→ **Task**: Keep only the lines that hold the string "院系级团", filtering out the rest of the entries below.

→ **Entries shown**:

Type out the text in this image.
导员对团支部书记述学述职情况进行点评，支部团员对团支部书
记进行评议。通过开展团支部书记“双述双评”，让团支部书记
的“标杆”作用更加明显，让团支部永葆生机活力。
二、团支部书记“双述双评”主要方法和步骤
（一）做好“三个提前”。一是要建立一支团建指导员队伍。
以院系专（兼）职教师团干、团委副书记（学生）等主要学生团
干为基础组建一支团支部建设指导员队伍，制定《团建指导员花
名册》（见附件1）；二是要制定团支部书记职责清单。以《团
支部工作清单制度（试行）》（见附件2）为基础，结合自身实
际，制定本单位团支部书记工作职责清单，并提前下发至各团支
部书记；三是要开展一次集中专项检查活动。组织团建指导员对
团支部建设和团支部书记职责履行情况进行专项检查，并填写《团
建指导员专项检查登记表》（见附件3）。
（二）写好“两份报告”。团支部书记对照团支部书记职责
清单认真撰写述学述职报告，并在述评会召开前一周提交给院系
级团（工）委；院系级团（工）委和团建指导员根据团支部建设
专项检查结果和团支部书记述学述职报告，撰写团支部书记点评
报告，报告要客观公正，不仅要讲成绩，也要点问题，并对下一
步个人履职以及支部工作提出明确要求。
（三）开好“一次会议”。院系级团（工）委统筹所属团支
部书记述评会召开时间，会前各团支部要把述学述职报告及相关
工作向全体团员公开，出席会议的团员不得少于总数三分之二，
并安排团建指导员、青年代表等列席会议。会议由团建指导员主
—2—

→ **Expected answer**:
级团（工）委；院系级团（工）委和团建指导员根据团支部建设
（三）开好“一次会议”。院系级团（工）委统筹所属团支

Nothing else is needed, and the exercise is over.